DIRECTIONS - Sort through the data and copy the lines holding the word "poměrů".

Entries from a dataset -
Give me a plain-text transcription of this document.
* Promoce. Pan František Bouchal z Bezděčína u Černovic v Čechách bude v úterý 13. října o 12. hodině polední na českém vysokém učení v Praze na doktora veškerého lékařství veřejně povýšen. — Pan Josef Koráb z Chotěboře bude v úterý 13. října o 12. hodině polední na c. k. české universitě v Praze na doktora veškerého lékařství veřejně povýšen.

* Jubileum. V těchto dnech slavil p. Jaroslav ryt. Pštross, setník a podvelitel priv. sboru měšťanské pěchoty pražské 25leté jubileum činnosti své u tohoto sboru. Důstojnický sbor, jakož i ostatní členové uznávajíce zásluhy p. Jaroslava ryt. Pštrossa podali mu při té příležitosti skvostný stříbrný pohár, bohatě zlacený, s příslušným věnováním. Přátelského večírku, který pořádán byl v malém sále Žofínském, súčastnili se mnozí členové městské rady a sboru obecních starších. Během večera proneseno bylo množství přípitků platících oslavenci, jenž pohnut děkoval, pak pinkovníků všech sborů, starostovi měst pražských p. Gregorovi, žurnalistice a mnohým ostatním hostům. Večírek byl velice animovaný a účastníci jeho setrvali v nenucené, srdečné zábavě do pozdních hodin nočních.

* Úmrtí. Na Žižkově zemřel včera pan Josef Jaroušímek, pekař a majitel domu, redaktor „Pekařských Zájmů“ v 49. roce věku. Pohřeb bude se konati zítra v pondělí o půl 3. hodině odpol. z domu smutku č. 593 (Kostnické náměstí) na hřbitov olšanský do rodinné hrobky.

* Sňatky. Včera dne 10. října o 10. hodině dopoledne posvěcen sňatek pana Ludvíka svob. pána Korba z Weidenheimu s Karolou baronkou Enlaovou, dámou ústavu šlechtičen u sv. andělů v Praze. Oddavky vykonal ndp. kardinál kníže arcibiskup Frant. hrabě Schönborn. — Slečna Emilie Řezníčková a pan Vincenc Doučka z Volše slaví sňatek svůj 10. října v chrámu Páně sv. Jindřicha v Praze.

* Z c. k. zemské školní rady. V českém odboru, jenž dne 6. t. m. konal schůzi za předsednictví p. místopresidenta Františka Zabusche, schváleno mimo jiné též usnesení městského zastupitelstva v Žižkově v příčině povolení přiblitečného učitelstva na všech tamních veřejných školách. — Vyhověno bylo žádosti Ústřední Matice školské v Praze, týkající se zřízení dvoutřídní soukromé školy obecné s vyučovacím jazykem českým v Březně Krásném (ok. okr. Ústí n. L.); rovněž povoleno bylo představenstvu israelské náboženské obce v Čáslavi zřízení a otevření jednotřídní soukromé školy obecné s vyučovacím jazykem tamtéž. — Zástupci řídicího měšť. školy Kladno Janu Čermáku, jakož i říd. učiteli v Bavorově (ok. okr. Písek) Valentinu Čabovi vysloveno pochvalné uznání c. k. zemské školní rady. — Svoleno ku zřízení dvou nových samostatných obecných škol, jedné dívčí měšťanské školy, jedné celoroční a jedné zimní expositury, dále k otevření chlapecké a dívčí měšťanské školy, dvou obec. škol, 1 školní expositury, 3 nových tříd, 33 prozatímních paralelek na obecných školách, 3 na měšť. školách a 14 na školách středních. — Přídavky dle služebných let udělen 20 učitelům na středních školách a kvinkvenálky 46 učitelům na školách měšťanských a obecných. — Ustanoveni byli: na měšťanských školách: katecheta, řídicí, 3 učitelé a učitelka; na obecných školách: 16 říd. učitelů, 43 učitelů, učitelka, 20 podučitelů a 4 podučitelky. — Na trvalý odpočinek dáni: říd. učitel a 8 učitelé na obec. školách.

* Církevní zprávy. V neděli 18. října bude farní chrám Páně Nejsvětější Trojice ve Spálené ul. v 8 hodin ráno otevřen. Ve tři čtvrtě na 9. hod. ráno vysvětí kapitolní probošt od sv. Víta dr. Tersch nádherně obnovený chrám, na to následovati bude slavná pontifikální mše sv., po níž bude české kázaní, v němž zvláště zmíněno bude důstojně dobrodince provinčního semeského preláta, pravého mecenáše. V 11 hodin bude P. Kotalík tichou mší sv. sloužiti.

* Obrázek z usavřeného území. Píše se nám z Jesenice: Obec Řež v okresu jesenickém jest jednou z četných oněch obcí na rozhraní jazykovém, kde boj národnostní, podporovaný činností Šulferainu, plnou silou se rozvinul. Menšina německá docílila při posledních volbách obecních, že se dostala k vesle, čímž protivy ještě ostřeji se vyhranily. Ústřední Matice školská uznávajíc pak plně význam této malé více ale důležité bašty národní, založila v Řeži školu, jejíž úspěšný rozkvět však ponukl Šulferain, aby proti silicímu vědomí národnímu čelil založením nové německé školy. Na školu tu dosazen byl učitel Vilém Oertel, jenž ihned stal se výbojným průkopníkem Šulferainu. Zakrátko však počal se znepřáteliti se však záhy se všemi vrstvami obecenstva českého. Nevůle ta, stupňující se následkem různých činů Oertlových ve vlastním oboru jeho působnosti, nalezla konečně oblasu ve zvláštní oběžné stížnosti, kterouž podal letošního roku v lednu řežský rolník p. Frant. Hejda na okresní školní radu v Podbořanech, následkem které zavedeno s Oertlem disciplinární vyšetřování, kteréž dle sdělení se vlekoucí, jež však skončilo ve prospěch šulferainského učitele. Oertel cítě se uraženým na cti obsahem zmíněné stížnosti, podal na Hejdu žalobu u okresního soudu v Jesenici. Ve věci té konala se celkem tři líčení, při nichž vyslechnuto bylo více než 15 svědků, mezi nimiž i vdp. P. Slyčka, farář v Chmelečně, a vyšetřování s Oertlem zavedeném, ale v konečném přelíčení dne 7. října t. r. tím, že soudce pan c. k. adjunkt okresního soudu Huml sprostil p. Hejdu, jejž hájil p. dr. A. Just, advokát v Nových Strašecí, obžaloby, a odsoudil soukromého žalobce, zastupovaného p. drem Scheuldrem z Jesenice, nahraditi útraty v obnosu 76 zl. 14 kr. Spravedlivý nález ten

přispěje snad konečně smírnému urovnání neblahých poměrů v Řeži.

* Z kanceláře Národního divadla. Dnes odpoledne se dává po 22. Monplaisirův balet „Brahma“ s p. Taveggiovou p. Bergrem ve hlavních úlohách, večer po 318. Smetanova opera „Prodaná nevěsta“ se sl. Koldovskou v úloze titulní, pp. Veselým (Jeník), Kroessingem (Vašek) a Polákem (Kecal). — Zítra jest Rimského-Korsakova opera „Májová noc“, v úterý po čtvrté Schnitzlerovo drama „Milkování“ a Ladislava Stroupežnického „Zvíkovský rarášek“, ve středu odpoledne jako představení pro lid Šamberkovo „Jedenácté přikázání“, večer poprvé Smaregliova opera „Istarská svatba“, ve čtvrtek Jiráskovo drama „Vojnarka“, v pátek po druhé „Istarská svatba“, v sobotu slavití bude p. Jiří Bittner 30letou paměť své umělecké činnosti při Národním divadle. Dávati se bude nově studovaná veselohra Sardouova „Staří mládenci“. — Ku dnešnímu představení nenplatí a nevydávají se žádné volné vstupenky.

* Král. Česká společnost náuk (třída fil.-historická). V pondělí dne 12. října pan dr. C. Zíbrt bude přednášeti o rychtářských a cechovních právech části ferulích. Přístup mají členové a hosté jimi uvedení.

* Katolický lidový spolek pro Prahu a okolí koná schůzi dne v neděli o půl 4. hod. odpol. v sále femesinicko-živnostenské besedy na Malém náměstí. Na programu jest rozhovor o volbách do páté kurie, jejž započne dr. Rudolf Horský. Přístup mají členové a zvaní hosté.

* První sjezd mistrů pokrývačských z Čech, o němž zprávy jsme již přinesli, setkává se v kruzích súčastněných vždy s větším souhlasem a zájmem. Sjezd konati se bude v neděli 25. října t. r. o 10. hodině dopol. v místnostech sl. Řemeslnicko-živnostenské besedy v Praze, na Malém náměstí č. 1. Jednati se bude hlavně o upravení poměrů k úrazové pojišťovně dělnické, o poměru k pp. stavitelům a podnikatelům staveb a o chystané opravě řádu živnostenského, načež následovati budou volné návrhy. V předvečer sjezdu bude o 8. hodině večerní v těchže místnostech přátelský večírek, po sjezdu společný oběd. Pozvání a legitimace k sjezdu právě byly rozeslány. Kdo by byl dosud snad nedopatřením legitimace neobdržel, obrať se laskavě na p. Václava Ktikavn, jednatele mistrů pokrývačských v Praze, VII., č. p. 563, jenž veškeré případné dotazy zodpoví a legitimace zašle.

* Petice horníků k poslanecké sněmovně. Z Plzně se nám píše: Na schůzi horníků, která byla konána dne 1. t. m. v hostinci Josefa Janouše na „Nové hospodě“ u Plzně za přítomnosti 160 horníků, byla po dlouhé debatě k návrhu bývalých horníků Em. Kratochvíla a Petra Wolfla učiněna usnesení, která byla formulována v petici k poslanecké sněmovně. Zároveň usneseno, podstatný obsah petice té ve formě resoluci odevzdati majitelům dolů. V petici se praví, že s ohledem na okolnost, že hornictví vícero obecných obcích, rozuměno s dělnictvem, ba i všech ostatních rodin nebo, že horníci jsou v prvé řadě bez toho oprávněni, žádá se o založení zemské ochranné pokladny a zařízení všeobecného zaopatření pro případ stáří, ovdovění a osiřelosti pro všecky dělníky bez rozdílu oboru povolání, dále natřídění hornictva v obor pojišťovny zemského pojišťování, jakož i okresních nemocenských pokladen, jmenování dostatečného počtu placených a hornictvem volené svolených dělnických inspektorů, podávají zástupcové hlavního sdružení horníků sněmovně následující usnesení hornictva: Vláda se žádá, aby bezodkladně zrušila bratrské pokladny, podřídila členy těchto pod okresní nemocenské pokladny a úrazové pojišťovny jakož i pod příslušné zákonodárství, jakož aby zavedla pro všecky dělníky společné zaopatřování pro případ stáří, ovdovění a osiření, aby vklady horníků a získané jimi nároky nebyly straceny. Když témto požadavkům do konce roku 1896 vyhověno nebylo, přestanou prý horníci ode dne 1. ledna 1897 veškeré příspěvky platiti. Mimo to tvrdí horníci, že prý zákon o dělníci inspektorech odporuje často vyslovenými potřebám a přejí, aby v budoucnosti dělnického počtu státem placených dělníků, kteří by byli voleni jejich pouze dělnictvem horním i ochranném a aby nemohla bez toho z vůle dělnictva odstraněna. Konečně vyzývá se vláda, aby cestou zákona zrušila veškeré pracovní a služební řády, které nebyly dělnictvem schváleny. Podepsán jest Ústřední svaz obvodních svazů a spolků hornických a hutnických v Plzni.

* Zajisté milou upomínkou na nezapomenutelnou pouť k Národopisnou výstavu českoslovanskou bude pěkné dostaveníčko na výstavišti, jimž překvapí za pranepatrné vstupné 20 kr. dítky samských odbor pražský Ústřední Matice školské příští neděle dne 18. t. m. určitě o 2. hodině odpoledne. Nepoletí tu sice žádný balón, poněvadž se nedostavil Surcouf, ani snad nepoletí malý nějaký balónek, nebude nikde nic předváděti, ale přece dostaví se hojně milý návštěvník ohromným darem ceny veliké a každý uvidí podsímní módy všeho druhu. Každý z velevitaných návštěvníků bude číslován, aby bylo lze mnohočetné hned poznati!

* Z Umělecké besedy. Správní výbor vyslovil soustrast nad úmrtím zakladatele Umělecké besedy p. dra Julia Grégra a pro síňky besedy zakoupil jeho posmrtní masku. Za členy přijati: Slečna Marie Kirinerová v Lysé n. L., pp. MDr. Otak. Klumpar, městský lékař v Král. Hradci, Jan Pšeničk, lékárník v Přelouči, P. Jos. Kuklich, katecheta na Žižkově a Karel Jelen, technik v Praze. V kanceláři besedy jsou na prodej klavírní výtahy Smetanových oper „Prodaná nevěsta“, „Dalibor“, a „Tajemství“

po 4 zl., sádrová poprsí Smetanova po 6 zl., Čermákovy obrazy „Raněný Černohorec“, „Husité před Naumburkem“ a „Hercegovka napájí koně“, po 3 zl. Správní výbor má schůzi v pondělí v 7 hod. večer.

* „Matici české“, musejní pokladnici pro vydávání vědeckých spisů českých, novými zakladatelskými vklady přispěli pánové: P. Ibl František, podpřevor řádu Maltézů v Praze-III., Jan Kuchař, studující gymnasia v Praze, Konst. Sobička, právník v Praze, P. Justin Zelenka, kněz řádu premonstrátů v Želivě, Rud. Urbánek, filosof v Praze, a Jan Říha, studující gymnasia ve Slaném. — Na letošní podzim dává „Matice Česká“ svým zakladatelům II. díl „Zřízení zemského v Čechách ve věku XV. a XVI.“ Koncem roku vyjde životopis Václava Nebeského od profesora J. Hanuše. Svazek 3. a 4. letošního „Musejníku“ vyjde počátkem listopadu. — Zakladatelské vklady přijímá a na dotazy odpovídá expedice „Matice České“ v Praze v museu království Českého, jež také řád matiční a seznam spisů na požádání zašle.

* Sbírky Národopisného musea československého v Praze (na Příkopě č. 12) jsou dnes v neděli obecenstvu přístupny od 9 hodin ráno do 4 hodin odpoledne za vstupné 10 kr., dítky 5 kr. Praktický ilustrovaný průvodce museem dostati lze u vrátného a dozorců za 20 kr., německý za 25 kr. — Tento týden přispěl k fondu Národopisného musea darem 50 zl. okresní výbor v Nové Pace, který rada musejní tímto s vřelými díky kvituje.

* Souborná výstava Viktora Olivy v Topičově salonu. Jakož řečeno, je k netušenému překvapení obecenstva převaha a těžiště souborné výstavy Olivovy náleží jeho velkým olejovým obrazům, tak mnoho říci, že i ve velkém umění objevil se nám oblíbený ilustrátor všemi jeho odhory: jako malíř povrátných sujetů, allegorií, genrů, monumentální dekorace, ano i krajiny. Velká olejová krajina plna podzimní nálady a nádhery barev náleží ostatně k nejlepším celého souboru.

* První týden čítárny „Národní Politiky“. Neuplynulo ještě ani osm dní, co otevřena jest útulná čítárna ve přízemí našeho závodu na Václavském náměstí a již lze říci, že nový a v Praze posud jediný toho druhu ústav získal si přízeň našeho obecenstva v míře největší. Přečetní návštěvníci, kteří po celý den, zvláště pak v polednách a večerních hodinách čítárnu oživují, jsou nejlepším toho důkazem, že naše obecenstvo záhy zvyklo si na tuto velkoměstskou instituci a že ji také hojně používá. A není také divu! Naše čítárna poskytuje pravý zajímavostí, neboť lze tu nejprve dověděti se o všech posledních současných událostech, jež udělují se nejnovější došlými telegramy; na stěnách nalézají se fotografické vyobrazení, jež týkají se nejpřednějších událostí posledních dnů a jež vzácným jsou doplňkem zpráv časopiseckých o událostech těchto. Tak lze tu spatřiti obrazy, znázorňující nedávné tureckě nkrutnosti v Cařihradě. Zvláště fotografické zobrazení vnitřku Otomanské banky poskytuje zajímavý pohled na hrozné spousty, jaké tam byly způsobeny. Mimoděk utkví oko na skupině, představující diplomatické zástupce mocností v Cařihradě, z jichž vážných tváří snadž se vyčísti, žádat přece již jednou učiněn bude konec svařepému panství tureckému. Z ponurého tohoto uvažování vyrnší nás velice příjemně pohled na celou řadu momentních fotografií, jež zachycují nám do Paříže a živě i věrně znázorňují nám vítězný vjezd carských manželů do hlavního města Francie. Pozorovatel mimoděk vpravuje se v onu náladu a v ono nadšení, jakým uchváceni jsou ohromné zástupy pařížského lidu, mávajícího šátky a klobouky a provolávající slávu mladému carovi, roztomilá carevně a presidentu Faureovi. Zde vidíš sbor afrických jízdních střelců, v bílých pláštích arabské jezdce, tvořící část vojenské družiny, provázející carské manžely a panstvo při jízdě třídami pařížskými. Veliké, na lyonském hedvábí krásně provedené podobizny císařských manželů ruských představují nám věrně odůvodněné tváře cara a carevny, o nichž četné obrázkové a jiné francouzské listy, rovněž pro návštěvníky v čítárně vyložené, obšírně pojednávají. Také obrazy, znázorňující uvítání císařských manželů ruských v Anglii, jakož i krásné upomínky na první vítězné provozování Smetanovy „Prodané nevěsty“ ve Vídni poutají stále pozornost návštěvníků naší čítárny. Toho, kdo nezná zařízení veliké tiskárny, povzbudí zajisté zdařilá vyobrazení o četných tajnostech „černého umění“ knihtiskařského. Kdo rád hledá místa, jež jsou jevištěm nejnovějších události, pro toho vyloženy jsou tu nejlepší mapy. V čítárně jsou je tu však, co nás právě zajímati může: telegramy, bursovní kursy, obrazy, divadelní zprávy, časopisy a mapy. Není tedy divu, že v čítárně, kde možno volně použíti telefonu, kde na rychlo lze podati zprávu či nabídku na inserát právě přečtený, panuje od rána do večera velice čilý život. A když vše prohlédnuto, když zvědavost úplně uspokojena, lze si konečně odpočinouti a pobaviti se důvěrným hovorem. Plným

OUTPUT -
přispěje snad konečně smírnému urovnání neblahých poměrů v Řeži.
* První sjezd mistrů pokrývačských z Čech, o němž zprávy jsme již přinesli, setkává se v kruzích súčastněných vždy s větším souhlasem a zájmem. Sjezd konati se bude v neděli 25. října t. r. o 10. hodině dopol. v místnostech sl. Řemeslnicko-živnostenské besedy v Praze, na Malém náměstí č. 1. Jednati se bude hlavně o upravení poměrů k úrazové pojišťovně dělnické, o poměru k pp. stavitelům a podnikatelům staveb a o chystané opravě řádu živnostenského, načež následovati budou volné návrhy. V předvečer sjezdu bude o 8. hodině večerní v těchže místnostech přátelský večírek, po sjezdu společný oběd. Pozvání a legitimace k sjezdu právě byly rozeslány. Kdo by byl dosud snad nedopatřením legitimace neobdržel, obrať se laskavě na p. Václava Ktikavn, jednatele mistrů pokrývačských v Praze, VII., č. p. 563, jenž veškeré případné dotazy zodpoví a legitimace zašle.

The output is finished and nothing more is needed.